## START RECORDS FOR THE EXERCISE

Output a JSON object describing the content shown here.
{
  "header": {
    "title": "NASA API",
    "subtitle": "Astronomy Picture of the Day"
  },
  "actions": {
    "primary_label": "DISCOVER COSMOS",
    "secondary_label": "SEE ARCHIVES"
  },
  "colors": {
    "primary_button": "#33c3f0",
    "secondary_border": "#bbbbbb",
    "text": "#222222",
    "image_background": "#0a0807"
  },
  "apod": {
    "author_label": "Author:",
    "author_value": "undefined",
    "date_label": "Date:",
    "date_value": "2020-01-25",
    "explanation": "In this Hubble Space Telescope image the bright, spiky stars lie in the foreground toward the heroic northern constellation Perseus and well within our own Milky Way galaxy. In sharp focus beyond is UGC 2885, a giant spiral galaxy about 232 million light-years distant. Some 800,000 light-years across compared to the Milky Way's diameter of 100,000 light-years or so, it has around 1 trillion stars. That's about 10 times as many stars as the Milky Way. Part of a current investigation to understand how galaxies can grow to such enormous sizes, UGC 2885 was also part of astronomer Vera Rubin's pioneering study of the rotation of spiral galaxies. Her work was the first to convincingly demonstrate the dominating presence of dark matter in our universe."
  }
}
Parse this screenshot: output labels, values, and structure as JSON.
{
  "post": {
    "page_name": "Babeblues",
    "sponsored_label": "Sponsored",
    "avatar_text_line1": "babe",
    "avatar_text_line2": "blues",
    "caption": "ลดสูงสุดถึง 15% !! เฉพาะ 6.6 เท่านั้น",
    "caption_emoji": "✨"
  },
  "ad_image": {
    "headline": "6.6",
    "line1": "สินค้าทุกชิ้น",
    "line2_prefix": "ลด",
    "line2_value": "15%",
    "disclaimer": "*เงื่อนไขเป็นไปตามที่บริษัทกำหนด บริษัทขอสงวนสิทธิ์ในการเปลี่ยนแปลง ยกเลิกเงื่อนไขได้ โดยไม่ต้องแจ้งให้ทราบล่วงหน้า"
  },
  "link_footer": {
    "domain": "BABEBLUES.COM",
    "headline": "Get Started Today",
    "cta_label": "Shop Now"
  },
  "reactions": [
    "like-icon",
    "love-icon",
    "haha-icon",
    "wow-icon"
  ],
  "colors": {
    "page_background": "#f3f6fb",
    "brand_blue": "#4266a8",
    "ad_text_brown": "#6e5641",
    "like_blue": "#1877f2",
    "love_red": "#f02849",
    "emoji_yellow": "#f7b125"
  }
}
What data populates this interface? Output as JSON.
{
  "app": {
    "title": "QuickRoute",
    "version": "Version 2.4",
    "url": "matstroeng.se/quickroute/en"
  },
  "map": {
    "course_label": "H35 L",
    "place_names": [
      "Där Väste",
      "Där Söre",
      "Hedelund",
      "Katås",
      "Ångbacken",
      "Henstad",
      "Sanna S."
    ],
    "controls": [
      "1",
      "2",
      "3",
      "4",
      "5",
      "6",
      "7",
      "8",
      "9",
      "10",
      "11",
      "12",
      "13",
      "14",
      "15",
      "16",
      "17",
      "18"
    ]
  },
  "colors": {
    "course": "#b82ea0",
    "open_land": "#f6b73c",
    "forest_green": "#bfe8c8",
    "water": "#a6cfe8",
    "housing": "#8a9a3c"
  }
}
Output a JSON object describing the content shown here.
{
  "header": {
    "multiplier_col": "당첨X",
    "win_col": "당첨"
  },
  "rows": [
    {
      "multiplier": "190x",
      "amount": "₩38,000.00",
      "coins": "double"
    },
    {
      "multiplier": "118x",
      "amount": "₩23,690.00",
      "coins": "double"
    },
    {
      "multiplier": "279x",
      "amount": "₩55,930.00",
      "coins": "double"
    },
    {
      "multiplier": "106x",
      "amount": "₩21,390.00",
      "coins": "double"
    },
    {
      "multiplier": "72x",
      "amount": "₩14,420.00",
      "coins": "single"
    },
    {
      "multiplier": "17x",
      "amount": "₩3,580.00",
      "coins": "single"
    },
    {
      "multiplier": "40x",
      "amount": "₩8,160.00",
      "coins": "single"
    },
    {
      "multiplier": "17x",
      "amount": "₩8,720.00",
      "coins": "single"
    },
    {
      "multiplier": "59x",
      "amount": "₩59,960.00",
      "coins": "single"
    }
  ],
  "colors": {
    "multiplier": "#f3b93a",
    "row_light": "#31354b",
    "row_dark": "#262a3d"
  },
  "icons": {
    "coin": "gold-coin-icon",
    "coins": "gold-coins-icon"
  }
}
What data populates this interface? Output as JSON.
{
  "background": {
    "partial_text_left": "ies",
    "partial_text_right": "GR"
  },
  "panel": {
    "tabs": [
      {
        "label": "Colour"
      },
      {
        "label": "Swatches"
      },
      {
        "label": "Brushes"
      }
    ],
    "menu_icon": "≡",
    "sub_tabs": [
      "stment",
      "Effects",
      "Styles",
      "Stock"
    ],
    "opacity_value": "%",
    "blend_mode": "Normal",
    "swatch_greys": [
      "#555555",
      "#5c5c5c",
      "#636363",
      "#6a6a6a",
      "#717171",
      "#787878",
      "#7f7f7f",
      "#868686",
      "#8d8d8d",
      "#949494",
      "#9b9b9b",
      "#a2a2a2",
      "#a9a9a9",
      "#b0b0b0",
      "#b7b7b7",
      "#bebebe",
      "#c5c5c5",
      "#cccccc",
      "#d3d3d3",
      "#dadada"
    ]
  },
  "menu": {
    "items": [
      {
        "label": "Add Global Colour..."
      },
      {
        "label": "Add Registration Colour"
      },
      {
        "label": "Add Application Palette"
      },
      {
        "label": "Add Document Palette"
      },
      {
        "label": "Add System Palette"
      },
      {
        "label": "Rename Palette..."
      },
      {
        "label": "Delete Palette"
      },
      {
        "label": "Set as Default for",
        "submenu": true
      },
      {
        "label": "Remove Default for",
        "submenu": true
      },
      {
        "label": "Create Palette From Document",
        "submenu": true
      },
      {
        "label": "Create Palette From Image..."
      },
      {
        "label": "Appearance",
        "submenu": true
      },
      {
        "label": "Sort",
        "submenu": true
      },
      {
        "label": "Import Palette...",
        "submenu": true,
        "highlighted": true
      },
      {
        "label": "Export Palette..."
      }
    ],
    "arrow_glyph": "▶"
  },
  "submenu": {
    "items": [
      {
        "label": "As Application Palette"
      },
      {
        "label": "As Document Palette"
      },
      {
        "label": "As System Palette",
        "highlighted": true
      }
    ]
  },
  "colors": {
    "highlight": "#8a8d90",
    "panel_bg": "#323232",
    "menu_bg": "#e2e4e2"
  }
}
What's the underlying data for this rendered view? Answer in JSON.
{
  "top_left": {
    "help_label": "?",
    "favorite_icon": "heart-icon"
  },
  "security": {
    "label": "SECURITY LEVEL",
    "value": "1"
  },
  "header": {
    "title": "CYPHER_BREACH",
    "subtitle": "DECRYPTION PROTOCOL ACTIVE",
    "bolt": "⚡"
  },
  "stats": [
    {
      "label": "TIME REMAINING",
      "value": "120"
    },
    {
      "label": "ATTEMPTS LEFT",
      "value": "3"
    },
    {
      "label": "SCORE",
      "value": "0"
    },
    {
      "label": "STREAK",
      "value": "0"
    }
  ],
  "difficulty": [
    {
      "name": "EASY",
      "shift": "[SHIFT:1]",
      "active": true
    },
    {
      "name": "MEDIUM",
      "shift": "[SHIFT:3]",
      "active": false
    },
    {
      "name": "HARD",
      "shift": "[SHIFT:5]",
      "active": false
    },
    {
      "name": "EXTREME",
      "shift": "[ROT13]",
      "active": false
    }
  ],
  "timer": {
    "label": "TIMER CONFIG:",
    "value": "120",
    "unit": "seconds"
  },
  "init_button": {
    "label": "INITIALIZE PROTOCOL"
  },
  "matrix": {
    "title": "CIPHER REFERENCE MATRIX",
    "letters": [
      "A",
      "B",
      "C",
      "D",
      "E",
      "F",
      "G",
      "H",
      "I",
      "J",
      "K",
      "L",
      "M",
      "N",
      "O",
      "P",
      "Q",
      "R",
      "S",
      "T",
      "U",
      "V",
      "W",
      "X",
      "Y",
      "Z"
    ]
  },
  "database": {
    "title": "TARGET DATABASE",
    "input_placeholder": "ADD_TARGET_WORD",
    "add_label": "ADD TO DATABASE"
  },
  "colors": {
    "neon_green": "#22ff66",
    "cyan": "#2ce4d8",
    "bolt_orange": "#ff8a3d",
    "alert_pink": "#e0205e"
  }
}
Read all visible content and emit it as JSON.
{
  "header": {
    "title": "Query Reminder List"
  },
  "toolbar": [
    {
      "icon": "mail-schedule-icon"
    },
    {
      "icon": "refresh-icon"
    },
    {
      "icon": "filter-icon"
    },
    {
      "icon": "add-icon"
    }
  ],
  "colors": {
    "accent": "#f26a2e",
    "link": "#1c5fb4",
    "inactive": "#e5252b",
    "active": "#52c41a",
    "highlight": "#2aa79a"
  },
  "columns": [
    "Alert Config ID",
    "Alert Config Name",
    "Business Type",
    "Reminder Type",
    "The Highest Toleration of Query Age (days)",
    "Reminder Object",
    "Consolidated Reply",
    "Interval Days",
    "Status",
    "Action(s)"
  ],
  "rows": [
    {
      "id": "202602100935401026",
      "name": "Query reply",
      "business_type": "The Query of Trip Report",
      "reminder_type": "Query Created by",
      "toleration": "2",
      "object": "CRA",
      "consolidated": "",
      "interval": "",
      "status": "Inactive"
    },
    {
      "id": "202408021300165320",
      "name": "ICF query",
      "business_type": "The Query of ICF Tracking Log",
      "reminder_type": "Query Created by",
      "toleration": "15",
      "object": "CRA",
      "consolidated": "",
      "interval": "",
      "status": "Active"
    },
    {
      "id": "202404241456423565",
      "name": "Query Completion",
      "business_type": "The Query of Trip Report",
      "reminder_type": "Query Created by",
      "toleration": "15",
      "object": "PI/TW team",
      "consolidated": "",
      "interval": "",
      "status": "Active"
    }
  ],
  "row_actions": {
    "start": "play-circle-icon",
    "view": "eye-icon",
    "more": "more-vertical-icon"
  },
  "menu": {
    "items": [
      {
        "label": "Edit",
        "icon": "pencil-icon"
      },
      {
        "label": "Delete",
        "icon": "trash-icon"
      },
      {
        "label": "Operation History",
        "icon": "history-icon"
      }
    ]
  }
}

## END RECORDS FOR THE EXERCISE

SHORT EXERCISE - Copy out all lines from the material above that contain the string "Application".

RESULT OF THIS EXERCISE -
        "label": "Add Application Palette"
        "label": "As Application Palette"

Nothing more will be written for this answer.